Data records:
— start —

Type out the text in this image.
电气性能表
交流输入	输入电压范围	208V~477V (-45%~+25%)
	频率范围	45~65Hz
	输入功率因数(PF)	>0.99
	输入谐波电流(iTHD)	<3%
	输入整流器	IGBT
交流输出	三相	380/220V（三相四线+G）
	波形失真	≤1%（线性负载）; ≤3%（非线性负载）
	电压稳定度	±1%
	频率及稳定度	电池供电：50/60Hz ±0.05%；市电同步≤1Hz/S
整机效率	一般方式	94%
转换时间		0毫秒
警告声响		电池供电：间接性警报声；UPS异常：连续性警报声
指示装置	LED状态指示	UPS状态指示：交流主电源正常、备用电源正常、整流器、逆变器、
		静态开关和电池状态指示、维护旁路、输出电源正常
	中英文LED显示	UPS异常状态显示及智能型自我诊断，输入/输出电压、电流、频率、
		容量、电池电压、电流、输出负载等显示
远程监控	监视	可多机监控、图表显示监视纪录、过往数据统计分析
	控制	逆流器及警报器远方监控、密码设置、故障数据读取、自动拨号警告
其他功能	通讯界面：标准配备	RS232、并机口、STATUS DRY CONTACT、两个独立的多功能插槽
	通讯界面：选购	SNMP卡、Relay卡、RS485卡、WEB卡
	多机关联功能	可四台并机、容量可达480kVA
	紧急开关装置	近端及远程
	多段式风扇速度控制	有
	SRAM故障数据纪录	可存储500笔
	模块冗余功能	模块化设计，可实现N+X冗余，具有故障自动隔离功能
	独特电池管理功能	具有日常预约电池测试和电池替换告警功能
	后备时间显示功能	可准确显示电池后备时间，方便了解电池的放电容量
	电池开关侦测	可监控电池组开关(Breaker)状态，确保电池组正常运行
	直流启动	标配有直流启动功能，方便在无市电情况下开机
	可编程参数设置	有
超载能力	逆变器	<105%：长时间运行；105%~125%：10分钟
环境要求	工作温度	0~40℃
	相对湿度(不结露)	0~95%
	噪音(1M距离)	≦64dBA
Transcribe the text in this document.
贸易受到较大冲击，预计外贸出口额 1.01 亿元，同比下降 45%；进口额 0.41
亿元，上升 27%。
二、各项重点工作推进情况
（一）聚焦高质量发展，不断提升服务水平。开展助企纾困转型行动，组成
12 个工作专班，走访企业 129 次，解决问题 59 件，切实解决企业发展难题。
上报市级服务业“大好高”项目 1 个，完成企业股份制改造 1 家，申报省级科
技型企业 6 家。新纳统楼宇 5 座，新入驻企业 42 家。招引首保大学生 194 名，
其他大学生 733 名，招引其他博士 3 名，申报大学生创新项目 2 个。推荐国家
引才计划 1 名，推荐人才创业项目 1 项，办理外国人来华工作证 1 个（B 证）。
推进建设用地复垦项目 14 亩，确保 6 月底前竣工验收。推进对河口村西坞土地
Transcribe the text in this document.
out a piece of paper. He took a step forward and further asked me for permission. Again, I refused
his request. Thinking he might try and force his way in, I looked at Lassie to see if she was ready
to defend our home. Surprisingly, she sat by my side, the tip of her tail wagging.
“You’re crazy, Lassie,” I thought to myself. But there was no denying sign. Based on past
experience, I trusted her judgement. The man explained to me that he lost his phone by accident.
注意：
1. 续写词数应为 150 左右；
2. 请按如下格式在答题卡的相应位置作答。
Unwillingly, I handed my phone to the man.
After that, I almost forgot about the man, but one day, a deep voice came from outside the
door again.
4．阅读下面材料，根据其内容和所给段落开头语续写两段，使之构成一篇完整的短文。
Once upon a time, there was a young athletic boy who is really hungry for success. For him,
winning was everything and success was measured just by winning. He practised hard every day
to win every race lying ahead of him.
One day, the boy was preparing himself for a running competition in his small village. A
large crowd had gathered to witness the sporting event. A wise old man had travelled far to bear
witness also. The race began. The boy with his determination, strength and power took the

— end —

Short task:
Each line in the data that holds the string "phone" should be found and copied.

Full output:
experience, I trusted her judgement. The man explained to me that he lost his phone by accident.
Unwillingly, I handed my phone to the man.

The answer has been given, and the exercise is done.